_Figure content listings_:
====

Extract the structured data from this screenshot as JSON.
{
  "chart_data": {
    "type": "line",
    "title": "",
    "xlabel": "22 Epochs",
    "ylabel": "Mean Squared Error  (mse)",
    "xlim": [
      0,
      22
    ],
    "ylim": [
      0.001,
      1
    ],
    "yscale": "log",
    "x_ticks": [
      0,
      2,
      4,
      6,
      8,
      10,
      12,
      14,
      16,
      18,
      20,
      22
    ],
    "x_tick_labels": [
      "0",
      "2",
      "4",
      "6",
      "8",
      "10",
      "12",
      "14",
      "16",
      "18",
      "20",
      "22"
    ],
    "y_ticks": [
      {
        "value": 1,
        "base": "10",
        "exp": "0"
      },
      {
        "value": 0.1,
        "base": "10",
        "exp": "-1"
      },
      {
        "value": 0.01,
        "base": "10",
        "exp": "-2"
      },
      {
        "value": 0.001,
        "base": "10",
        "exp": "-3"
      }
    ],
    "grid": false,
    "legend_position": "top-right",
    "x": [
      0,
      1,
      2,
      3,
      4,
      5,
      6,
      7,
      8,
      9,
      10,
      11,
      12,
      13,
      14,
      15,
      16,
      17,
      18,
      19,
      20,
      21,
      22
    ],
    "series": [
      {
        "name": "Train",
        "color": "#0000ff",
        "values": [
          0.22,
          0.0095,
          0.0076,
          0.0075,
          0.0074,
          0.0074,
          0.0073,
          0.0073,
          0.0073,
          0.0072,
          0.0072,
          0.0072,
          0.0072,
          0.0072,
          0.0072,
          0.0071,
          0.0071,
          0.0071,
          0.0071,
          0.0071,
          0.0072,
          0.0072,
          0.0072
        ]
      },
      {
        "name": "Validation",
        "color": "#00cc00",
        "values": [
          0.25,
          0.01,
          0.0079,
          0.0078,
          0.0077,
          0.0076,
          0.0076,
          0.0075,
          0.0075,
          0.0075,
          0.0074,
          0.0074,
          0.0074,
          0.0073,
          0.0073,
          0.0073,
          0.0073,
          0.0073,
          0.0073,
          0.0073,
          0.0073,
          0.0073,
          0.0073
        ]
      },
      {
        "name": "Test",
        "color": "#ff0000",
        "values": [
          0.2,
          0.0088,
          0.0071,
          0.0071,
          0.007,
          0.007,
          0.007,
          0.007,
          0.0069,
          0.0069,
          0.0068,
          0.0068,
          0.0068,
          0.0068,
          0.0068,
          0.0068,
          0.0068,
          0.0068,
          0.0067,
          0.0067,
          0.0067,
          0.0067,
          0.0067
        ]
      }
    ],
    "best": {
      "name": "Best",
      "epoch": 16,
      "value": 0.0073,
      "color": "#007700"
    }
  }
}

====

_WRITTEN REQUEST_: From the entries above, select each line containing the string "color".

_TASK SOLUTION_:
        "color": "#0000ff",
        "color": "#00cc00",
        "color": "#ff0000",
      "color": "#007700"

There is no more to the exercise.